Output the material below in its entirety, exactly as given.

====

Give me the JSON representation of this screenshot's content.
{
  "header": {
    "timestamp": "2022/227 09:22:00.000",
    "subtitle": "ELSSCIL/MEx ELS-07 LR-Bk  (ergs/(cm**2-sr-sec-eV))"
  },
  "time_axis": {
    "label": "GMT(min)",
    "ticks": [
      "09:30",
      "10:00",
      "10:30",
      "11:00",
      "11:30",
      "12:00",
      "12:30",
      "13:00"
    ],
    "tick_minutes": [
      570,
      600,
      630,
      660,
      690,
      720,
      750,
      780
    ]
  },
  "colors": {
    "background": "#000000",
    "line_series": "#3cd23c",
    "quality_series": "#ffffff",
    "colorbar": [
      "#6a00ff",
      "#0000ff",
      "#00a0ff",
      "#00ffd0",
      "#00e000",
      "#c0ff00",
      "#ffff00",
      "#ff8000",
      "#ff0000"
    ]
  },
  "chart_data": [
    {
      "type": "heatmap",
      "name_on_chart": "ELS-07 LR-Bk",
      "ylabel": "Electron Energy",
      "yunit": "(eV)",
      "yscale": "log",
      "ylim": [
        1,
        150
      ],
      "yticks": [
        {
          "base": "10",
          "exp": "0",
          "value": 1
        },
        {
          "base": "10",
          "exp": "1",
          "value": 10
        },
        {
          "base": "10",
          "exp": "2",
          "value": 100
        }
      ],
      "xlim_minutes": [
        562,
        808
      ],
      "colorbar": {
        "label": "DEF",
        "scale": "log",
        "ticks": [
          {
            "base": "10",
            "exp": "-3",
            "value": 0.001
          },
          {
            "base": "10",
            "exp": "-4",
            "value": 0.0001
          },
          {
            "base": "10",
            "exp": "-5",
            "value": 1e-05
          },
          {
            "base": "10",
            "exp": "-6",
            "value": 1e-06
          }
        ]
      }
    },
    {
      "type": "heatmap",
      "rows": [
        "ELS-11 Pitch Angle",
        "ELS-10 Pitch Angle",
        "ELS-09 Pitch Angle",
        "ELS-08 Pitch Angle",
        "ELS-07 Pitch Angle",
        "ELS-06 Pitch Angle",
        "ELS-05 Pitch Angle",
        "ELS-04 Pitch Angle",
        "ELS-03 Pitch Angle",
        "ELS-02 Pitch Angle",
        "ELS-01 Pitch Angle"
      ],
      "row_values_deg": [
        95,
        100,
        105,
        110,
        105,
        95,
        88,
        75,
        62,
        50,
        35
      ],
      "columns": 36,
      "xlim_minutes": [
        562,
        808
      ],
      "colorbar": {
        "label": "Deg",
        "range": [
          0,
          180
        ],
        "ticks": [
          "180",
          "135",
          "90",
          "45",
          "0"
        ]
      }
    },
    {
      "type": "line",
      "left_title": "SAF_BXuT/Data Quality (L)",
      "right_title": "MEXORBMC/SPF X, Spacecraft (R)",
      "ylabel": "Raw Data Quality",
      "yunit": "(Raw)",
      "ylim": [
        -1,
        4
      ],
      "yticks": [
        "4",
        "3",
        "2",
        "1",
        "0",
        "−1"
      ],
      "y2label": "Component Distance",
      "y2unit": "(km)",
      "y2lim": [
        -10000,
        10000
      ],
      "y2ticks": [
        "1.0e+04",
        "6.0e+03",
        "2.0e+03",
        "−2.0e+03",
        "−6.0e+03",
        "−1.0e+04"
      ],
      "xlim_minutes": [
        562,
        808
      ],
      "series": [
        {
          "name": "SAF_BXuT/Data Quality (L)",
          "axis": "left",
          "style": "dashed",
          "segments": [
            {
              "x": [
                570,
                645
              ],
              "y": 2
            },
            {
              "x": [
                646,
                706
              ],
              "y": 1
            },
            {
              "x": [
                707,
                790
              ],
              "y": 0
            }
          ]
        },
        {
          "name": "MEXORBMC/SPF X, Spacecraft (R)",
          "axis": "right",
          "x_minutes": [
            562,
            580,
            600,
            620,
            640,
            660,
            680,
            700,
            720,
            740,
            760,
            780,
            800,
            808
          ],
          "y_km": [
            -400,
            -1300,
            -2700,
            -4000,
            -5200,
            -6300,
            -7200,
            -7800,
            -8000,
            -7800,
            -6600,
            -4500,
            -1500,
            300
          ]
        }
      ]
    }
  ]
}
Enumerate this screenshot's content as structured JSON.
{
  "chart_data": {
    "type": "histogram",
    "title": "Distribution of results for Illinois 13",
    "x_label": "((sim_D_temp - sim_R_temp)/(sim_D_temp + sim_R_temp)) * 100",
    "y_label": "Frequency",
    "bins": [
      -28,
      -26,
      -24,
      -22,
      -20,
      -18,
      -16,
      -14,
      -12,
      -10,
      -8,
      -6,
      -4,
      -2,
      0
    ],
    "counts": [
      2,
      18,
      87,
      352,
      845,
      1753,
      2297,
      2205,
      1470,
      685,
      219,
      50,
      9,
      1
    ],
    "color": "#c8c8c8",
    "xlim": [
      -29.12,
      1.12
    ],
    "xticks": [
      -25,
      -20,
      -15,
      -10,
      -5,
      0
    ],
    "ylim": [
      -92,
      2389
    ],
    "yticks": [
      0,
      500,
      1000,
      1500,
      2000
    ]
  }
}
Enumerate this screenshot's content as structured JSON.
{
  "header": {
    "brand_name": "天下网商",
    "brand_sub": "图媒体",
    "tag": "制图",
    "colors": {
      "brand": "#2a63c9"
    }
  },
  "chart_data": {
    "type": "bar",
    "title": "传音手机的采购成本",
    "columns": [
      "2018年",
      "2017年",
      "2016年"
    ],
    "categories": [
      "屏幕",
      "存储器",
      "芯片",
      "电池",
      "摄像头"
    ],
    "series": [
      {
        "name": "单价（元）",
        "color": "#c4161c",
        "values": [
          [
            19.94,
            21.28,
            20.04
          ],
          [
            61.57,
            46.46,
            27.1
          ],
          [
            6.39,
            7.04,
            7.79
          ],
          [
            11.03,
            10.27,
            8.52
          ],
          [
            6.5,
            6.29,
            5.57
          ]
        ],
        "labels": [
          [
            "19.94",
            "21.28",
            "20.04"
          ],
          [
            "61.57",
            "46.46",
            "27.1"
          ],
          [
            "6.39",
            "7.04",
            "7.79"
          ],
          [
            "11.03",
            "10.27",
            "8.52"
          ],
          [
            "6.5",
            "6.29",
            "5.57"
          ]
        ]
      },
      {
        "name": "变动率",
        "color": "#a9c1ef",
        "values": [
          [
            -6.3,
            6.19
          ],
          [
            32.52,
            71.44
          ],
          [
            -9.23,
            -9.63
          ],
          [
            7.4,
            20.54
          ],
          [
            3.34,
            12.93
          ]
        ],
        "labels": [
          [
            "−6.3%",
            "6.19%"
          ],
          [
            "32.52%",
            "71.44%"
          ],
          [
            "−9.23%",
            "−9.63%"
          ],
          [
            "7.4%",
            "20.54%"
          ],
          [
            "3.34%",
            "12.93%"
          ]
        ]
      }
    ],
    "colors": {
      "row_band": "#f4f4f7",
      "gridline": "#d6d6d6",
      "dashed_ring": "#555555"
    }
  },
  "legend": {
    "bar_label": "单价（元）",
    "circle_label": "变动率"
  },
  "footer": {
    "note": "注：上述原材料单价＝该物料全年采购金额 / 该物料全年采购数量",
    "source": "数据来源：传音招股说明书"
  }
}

====

◆ **Output**
Give me the JSON representation of this screenshot's content.
{
  "header": {
    "timestamp": "2022/227 09:22:00.000",
    "subtitle": "ELSSCIL/MEx ELS-07 LR-Bk  (ergs/(cm**2-sr-sec-eV))"
  },
  "time_axis": {
    "label": "GMT(min)",
    "ticks": [
      "09:30",
      "10:00",
      "10:30",
      "11:00",
      "11:30",
      "12:00",
      "12:30",
      "13:00"
    ],
    "tick_minutes": [
      570,
      600,
      630,
      660,
      690,
      720,
      750,
      780
    ]
  },
  "colors": {
    "background": "#000000",
    "line_series": "#3cd23c",
    "quality_series": "#ffffff",
    "colorbar": [
      "#6a00ff",
      "#0000ff",
      "#00a0ff",
      "#00ffd0",
      "#00e000",
      "#c0ff00",
      "#ffff00",
      "#ff8000",
      "#ff0000"
    ]
  },
  "chart_data": [
    {
      "type": "heatmap",
      "name_on_chart": "ELS-07 LR-Bk",
      "ylabel": "Electron Energy",
      "yunit": "(eV)",
      "yscale": "log",
      "ylim": [
        1,
        150
      ],
      "yticks": [
        {
          "base": "10",
          "exp": "0",
          "value": 1
        },
        {
          "base": "10",
          "exp": "1",
          "value": 10
        },
        {
          "base": "10",
          "exp": "2",
          "value": 100
        }
      ],
      "xlim_minutes": [
        562,
        808
      ],
      "colorbar": {
        "label": "DEF",
        "scale": "log",
        "ticks": [
          {
            "base": "10",
            "exp": "-3",
            "value": 0.001
          },
          {
            "base": "10",
            "exp": "-4",
            "value": 0.0001
          },
          {
            "base": "10",
            "exp": "-5",
            "value": 1e-05
          },
          {
            "base": "10",
            "exp": "-6",
            "value": 1e-06
          }
        ]
      }
    },
    {
      "type": "heatmap",
      "rows": [
        "ELS-11 Pitch Angle",
        "ELS-10 Pitch Angle",
        "ELS-09 Pitch Angle",
        "ELS-08 Pitch Angle",
        "ELS-07 Pitch Angle",
        "ELS-06 Pitch Angle",
        "ELS-05 Pitch Angle",
        "ELS-04 Pitch Angle",
        "ELS-03 Pitch Angle",
        "ELS-02 Pitch Angle",
        "ELS-01 Pitch Angle"
      ],
      "row_values_deg": [
        95,
        100,
        105,
        110,
        105,
        95,
        88,
        75,
        62,
        50,
        35
      ],
      "columns": 36,
      "xlim_minutes": [
        562,
        808
      ],
      "colorbar": {
        "label": "Deg",
        "range": [
          0,
          180
        ],
        "ticks": [
          "180",
          "135",
          "90",
          "45",
          "0"
        ]
      }
    },
    {
      "type": "line",
      "left_title": "SAF_BXuT/Data Quality (L)",
      "right_title": "MEXORBMC/SPF X, Spacecraft (R)",
      "ylabel": "Raw Data Quality",
      "yunit": "(Raw)",
      "ylim": [
        -1,
        4
      ],
      "yticks": [
        "4",
        "3",
        "2",
        "1",
        "0",
        "−1"
      ],
      "y2label": "Component Distance",
      "y2unit": "(km)",
      "y2lim": [
        -10000,
        10000
      ],
      "y2ticks": [
        "1.0e+04",
        "6.0e+03",
        "2.0e+03",
        "−2.0e+03",
        "−6.0e+03",
        "−1.0e+04"
      ],
      "xlim_minutes": [
        562,
        808
      ],
      "series": [
        {
          "name": "SAF_BXuT/Data Quality (L)",
          "axis": "left",
          "style": "dashed",
          "segments": [
            {
              "x": [
                570,
                645
              ],
              "y": 2
            },
            {
              "x": [
                646,
                706
              ],
              "y": 1
            },
            {
              "x": [
                707,
                790
              ],
              "y": 0
            }
          ]
        },
        {
          "name": "MEXORBMC/SPF X, Spacecraft (R)",
          "axis": "right",
          "x_minutes": [
            562,
            580,
            600,
            620,
            640,
            660,
            680,
            700,
            720,
            740,
            760,
            780,
            800,
            808
          ],
          "y_km": [
            -400,
            -1300,
            -2700,
            -4000,
            -5200,
            -6300,
            -7200,
            -7800,
            -8000,
            -7800,
            -6600,
            -4500,
            -1500,
            300
          ]
        }
      ]
    }
  ]
}
Enumerate this screenshot's content as structured JSON.
{
  "chart_data": {
    "type": "histogram",
    "title": "Distribution of results for Illinois 13",
    "x_label": "((sim_D_temp - sim_R_temp)/(sim_D_temp + sim_R_temp)) * 100",
    "y_label": "Frequency",
    "bins": [
      -28,
      -26,
      -24,
      -22,
      -20,
      -18,
      -16,
      -14,
      -12,
      -10,
      -8,
      -6,
      -4,
      -2,
      0
    ],
    "counts": [
      2,
      18,
      87,
      352,
      845,
      1753,
      2297,
      2205,
      1470,
      685,
      219,
      50,
      9,
      1
    ],
    "color": "#c8c8c8",
    "xlim": [
      -29.12,
      1.12
    ],
    "xticks": [
      -25,
      -20,
      -15,
      -10,
      -5,
      0
    ],
    "ylim": [
      -92,
      2389
    ],
    "yticks": [
      0,
      500,
      1000,
      1500,
      2000
    ]
  }
}
Enumerate this screenshot's content as structured JSON.
{
  "header": {
    "brand_name": "天下网商",
    "brand_sub": "图媒体",
    "tag": "制图",
    "colors": {
      "brand": "#2a63c9"
    }
  },
  "chart_data": {
    "type": "bar",
    "title": "传音手机的采购成本",
    "columns": [
      "2018年",
      "2017年",
      "2016年"
    ],
    "categories": [
      "屏幕",
      "存储器",
      "芯片",
      "电池",
      "摄像头"
    ],
    "series": [
      {
        "name": "单价（元）",
        "color": "#c4161c",
        "values": [
          [
            19.94,
            21.28,
            20.04
          ],
          [
            61.57,
            46.46,
            27.1
          ],
          [
            6.39,
            7.04,
            7.79
          ],
          [
            11.03,
            10.27,
            8.52
          ],
          [
            6.5,
            6.29,
            5.57
          ]
        ],
        "labels": [
          [
            "19.94",
            "21.28",
            "20.04"
          ],
          [
            "61.57",
            "46.46",
            "27.1"
          ],
          [
            "6.39",
            "7.04",
            "7.79"
          ],
          [
            "11.03",
            "10.27",
            "8.52"
          ],
          [
            "6.5",
            "6.29",
            "5.57"
          ]
        ]
      },
      {
        "name": "变动率",
        "color": "#a9c1ef",
        "values": [
          [
            -6.3,
            6.19
          ],
          [
            32.52,
            71.44
          ],
          [
            -9.23,
            -9.63
          ],
          [
            7.4,
            20.54
          ],
          [
            3.34,
            12.93
          ]
        ],
        "labels": [
          [
            "−6.3%",
            "6.19%"
          ],
          [
            "32.52%",
            "71.44%"
          ],
          [
            "−9.23%",
            "−9.63%"
          ],
          [
            "7.4%",
            "20.54%"
          ],
          [
            "3.34%",
            "12.93%"
          ]
        ]
      }
    ],
    "colors": {
      "row_band": "#f4f4f7",
      "gridline": "#d6d6d6",
      "dashed_ring": "#555555"
    }
  },
  "legend": {
    "bar_label": "单价（元）",
    "circle_label": "变动率"
  },
  "footer": {
    "note": "注：上述原材料单价＝该物料全年采购金额 / 该物料全年采购数量",
    "source": "数据来源：传音招股说明书"
  }
}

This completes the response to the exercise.